→ **YOUR OBJECTIVE**
Quote the whole listing exactly. Leave the pictures out of your copy.

→ **SUPPLIED INFORMATION**
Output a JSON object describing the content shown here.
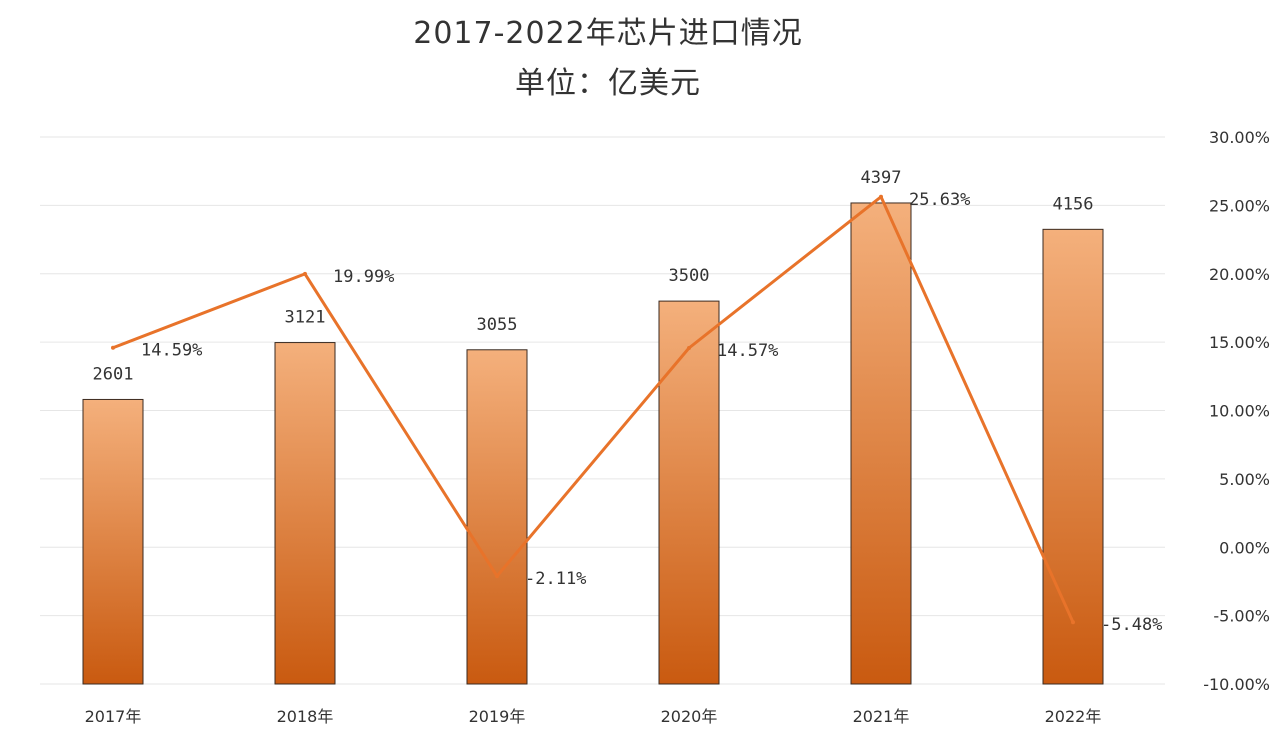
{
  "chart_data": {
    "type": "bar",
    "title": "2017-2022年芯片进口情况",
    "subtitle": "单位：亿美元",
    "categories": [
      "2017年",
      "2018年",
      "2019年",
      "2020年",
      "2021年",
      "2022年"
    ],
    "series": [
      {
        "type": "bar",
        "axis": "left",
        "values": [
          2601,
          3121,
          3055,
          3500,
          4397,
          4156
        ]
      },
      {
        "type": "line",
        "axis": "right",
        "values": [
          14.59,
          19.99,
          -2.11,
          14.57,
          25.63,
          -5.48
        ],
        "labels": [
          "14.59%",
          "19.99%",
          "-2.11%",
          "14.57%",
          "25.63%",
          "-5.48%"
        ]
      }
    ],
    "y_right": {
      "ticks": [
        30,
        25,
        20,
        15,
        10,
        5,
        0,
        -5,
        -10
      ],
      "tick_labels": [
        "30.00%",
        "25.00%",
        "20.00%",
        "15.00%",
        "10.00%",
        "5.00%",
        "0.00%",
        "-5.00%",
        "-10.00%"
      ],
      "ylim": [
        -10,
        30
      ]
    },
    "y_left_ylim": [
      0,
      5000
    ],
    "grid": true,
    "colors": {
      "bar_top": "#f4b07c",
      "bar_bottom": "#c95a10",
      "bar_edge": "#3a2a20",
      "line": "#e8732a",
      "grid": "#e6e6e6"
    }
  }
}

→ **EXERCISE RESPONSE**
Output a JSON object describing the content shown here.
{
  "chart_data": {
    "type": "bar",
    "title": "2017-2022年芯片进口情况",
    "subtitle": "单位：亿美元",
    "categories": [
      "2017年",
      "2018年",
      "2019年",
      "2020年",
      "2021年",
      "2022年"
    ],
    "series": [
      {
        "type": "bar",
        "axis": "left",
        "values": [
          2601,
          3121,
          3055,
          3500,
          4397,
          4156
        ]
      },
      {
        "type": "line",
        "axis": "right",
        "values": [
          14.59,
          19.99,
          -2.11,
          14.57,
          25.63,
          -5.48
        ],
        "labels": [
          "14.59%",
          "19.99%",
          "-2.11%",
          "14.57%",
          "25.63%",
          "-5.48%"
        ]
      }
    ],
    "y_right": {
      "ticks": [
        30,
        25,
        20,
        15,
        10,
        5,
        0,
        -5,
        -10
      ],
      "tick_labels": [
        "30.00%",
        "25.00%",
        "20.00%",
        "15.00%",
        "10.00%",
        "5.00%",
        "0.00%",
        "-5.00%",
        "-10.00%"
      ],
      "ylim": [
        -10,
        30
      ]
    },
    "y_left_ylim": [
      0,
      5000
    ],
    "grid": true,
    "colors": {
      "bar_top": "#f4b07c",
      "bar_bottom": "#c95a10",
      "bar_edge": "#3a2a20",
      "line": "#e8732a",
      "grid": "#e6e6e6"
    }
  }
}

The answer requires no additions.